Every record below should be printed exactly as given.

#####

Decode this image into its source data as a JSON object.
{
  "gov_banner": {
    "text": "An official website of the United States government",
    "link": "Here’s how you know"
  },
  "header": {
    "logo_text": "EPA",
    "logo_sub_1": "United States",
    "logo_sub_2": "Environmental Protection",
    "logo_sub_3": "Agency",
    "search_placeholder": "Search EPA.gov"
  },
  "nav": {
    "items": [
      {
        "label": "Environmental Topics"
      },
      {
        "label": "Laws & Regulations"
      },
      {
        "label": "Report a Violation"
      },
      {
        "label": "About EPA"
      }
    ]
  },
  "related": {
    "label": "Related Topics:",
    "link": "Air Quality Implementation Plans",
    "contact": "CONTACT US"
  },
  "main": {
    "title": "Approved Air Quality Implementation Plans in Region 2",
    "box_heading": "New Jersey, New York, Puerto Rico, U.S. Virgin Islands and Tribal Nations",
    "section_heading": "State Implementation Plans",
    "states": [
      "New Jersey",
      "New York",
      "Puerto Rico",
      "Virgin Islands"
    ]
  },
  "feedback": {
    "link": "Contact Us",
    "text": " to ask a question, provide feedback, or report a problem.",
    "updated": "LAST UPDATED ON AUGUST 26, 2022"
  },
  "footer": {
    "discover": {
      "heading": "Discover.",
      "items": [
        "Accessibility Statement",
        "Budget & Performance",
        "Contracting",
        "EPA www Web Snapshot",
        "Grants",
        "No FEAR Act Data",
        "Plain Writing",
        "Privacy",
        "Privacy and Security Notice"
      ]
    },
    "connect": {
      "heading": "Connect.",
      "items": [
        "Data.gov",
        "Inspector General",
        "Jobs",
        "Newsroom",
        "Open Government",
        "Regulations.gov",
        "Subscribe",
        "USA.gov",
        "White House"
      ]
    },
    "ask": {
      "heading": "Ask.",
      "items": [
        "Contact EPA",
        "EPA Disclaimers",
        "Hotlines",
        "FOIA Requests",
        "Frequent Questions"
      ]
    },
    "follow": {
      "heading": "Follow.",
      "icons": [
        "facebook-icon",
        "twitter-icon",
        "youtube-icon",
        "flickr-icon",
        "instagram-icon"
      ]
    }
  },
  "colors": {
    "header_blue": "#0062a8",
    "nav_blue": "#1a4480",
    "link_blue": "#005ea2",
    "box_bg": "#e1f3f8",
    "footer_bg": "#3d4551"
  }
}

#####

- **Solution for this task**
Decode this image into its source data as a JSON object.
{
  "gov_banner": {
    "text": "An official website of the United States government",
    "link": "Here’s how you know"
  },
  "header": {
    "logo_text": "EPA",
    "logo_sub_1": "United States",
    "logo_sub_2": "Environmental Protection",
    "logo_sub_3": "Agency",
    "search_placeholder": "Search EPA.gov"
  },
  "nav": {
    "items": [
      {
        "label": "Environmental Topics"
      },
      {
        "label": "Laws & Regulations"
      },
      {
        "label": "Report a Violation"
      },
      {
        "label": "About EPA"
      }
    ]
  },
  "related": {
    "label": "Related Topics:",
    "link": "Air Quality Implementation Plans",
    "contact": "CONTACT US"
  },
  "main": {
    "title": "Approved Air Quality Implementation Plans in Region 2",
    "box_heading": "New Jersey, New York, Puerto Rico, U.S. Virgin Islands and Tribal Nations",
    "section_heading": "State Implementation Plans",
    "states": [
      "New Jersey",
      "New York",
      "Puerto Rico",
      "Virgin Islands"
    ]
  },
  "feedback": {
    "link": "Contact Us",
    "text": " to ask a question, provide feedback, or report a problem.",
    "updated": "LAST UPDATED ON AUGUST 26, 2022"
  },
  "footer": {
    "discover": {
      "heading": "Discover.",
      "items": [
        "Accessibility Statement",
        "Budget & Performance",
        "Contracting",
        "EPA www Web Snapshot",
        "Grants",
        "No FEAR Act Data",
        "Plain Writing",
        "Privacy",
        "Privacy and Security Notice"
      ]
    },
    "connect": {
      "heading": "Connect.",
      "items": [
        "Data.gov",
        "Inspector General",
        "Jobs",
        "Newsroom",
        "Open Government",
        "Regulations.gov",
        "Subscribe",
        "USA.gov",
        "White House"
      ]
    },
    "ask": {
      "heading": "Ask.",
      "items": [
        "Contact EPA",
        "EPA Disclaimers",
        "Hotlines",
        "FOIA Requests",
        "Frequent Questions"
      ]
    },
    "follow": {
      "heading": "Follow.",
      "icons": [
        "facebook-icon",
        "twitter-icon",
        "youtube-icon",
        "flickr-icon",
        "instagram-icon"
      ]
    }
  },
  "colors": {
    "header_blue": "#0062a8",
    "nav_blue": "#1a4480",
    "link_blue": "#005ea2",
    "box_bg": "#e1f3f8",
    "footer_bg": "#3d4551"
  }
}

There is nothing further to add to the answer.